**Exercise brief:** Copy out all lines carrying the word "name".

(Records from a data source)
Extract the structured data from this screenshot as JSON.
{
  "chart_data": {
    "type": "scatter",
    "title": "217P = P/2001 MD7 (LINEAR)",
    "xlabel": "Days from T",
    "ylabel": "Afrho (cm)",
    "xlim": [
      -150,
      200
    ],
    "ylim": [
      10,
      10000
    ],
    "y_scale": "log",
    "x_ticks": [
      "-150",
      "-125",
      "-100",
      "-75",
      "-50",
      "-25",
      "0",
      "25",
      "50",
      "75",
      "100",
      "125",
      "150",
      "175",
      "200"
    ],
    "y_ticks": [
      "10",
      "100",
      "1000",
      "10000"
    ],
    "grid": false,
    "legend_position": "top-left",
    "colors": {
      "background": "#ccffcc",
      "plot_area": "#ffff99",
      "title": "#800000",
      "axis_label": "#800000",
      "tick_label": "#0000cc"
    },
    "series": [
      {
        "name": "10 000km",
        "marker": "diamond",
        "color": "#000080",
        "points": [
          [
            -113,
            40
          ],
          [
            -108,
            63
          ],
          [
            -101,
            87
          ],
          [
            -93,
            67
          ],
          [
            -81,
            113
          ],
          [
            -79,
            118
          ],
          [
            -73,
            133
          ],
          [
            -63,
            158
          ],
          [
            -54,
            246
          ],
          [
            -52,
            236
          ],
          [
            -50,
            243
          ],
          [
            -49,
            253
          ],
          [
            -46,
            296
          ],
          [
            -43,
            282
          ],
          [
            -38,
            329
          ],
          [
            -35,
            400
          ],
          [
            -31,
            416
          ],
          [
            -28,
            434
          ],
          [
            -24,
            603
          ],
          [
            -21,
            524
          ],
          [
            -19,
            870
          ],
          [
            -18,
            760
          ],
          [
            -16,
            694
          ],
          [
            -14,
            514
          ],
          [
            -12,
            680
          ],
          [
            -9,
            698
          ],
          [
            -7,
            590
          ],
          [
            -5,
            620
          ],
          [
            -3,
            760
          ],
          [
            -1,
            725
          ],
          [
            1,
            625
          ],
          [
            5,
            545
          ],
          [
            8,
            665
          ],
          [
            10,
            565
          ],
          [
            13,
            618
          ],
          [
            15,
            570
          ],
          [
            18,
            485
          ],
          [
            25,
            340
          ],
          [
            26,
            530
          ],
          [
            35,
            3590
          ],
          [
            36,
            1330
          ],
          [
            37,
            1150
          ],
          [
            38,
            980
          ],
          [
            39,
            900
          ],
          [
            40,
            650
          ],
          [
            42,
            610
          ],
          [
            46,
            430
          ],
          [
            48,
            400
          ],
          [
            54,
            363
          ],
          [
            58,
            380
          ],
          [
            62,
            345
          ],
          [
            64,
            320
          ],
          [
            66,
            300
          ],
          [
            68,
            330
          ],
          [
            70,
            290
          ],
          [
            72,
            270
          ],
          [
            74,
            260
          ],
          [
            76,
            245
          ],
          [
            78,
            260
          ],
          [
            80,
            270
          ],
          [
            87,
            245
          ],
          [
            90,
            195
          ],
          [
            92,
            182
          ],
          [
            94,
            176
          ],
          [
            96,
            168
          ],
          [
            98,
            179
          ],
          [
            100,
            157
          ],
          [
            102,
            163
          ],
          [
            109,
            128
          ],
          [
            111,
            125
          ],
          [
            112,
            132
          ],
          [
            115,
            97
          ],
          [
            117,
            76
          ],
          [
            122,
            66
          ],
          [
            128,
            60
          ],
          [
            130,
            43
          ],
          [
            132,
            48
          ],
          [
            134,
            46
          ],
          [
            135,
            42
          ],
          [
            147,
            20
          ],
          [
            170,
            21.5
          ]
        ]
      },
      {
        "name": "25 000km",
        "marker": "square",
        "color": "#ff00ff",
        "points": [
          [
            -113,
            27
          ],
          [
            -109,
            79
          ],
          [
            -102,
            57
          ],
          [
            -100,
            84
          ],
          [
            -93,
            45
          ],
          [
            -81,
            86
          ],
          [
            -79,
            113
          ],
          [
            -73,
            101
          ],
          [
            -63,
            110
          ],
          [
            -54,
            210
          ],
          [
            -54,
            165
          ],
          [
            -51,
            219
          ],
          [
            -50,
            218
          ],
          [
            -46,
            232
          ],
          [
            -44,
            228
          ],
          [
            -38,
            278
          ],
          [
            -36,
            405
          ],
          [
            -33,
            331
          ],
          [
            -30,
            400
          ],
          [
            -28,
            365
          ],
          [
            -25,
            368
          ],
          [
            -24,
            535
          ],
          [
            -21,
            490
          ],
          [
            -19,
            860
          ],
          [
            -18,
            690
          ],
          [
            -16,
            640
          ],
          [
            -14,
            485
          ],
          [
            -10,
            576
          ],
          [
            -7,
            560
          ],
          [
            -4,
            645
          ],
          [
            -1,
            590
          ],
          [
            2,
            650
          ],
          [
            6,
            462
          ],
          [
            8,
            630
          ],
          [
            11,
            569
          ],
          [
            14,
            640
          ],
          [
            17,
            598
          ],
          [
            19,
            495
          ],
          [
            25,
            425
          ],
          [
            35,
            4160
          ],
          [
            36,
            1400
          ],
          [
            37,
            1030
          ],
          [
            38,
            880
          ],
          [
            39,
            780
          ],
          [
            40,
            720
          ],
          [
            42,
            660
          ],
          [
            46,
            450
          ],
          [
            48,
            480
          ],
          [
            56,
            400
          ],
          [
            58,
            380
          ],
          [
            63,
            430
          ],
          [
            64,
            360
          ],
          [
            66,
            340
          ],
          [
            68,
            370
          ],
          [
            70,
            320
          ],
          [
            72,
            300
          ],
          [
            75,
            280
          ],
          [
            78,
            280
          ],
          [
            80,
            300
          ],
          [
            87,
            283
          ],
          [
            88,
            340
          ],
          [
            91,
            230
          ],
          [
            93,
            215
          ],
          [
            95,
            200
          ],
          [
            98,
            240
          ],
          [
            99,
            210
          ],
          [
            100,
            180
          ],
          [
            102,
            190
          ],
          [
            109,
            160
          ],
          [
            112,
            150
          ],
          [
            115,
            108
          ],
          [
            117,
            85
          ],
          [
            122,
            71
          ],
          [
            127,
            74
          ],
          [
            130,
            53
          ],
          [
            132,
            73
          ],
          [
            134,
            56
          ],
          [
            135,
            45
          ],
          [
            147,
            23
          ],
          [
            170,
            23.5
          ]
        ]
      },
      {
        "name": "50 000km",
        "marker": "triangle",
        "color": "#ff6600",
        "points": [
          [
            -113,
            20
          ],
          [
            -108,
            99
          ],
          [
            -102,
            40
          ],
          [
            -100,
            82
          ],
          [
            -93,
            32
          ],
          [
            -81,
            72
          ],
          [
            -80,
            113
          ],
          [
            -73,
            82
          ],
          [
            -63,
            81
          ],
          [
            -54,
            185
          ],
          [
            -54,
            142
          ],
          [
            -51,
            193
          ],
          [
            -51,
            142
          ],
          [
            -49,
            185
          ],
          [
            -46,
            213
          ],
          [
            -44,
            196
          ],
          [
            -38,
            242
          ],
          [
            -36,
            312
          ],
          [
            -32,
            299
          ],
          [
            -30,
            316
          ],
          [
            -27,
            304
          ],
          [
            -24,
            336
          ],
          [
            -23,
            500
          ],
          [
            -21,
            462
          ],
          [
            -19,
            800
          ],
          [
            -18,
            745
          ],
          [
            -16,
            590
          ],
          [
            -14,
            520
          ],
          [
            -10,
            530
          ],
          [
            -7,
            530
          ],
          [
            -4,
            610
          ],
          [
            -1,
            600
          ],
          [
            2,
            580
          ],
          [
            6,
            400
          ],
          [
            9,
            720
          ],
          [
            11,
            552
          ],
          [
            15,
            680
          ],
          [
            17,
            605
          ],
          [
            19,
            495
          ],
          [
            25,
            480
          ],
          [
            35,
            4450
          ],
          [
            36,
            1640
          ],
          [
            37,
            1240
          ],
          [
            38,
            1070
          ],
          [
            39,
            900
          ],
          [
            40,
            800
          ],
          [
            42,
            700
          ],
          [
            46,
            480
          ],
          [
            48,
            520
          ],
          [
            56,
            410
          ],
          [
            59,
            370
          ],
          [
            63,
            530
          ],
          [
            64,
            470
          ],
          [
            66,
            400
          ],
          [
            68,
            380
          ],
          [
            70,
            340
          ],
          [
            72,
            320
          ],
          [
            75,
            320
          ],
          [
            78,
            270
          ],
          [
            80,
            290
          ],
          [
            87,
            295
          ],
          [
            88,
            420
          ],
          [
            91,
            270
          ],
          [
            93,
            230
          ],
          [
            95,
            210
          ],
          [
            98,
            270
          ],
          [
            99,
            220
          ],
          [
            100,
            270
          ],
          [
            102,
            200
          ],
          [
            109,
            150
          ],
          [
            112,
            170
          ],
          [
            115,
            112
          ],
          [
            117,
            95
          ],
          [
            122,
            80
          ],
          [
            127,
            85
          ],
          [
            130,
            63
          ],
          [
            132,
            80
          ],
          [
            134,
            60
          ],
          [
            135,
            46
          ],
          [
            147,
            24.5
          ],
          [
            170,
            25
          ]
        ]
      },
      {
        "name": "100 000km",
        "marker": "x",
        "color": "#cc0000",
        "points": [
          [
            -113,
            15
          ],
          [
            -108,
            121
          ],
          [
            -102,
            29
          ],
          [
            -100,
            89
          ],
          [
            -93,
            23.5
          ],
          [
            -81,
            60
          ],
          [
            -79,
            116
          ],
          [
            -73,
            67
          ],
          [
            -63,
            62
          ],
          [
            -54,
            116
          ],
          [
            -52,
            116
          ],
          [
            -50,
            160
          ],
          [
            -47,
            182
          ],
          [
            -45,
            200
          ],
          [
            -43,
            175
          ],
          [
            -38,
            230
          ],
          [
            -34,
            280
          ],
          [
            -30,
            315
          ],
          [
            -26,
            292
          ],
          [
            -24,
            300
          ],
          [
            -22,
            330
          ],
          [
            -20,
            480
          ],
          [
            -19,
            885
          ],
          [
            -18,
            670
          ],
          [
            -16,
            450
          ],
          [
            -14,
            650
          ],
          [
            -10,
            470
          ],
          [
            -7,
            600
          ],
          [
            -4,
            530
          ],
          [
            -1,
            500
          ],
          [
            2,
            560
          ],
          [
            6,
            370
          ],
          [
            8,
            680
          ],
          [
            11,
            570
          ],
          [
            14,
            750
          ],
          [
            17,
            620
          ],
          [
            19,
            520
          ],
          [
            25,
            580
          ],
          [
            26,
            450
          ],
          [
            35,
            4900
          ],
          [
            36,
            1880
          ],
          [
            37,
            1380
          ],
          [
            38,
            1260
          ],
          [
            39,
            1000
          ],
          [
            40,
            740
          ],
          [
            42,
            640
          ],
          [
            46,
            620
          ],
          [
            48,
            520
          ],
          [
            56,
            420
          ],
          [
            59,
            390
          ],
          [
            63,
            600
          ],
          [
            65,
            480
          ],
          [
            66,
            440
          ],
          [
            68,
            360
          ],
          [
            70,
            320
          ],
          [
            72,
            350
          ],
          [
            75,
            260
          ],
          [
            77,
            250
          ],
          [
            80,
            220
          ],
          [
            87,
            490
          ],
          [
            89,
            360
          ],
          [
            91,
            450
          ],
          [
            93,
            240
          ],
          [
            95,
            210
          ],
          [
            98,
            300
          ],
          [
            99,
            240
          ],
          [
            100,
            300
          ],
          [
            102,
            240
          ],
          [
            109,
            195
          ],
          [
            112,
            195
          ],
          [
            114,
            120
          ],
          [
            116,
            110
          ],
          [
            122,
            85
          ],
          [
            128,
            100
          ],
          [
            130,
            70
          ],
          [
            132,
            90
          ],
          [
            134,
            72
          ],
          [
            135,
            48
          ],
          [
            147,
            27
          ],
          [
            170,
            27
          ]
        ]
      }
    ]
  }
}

**Worked solution:**
        "name": "10 000km",
        "name": "25 000km",
        "name": "50 000km",
        "name": "100 000km",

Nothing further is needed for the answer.